• [Task instructions] For every line in the data below that contains "text", copy the line.

[BEGIN Available records]

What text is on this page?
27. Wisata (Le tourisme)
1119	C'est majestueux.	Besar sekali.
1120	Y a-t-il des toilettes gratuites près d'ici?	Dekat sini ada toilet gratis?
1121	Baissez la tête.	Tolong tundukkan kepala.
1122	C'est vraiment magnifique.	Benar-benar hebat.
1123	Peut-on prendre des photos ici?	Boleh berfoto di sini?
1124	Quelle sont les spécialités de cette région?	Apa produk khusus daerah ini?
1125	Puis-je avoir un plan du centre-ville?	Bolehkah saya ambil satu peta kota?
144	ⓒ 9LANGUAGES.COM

[END Available records]
[BEGIN Available records]

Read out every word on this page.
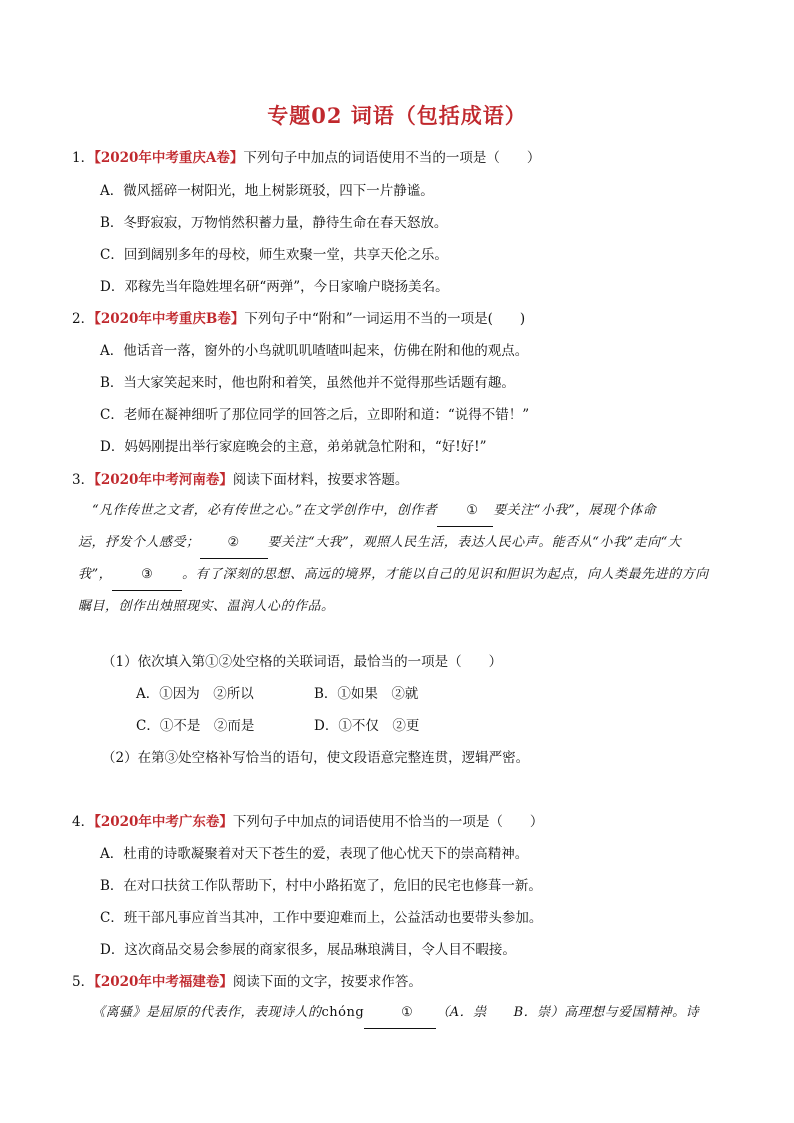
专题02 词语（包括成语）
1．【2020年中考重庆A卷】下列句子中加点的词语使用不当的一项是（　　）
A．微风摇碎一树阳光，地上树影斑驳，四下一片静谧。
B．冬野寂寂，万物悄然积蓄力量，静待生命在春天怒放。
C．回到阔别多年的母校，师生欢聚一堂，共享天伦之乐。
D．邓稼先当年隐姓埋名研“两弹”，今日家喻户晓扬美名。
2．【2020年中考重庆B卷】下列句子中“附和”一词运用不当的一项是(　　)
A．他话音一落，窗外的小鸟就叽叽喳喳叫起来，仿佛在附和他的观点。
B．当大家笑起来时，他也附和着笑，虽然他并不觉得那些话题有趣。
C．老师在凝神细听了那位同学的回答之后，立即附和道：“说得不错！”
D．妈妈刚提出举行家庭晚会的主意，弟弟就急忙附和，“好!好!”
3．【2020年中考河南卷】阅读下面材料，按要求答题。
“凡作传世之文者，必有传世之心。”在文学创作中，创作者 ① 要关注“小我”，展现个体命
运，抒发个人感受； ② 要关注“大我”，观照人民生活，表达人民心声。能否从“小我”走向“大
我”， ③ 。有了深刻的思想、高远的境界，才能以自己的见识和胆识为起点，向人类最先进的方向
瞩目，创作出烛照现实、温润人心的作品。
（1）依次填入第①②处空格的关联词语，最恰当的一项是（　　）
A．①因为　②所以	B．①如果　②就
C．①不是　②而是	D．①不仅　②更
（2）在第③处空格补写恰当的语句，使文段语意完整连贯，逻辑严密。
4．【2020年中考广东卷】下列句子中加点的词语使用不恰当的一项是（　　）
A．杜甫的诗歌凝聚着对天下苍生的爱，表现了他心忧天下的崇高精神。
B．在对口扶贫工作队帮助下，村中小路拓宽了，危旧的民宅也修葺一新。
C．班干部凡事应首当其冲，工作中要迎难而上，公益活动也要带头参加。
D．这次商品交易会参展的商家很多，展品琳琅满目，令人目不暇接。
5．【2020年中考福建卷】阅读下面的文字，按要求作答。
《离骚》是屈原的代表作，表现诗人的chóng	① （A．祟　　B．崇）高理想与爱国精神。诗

[END Available records]
[BEGIN Available records]

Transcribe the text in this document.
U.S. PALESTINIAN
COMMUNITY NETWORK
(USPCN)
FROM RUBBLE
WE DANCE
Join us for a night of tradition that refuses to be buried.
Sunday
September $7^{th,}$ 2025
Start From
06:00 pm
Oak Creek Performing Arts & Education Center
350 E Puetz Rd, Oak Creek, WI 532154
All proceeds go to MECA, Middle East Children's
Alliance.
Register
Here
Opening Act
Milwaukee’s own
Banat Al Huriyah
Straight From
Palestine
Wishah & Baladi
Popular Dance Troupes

[END Available records]

• [The solution]
What text is on this page?
Transcribe the text in this document.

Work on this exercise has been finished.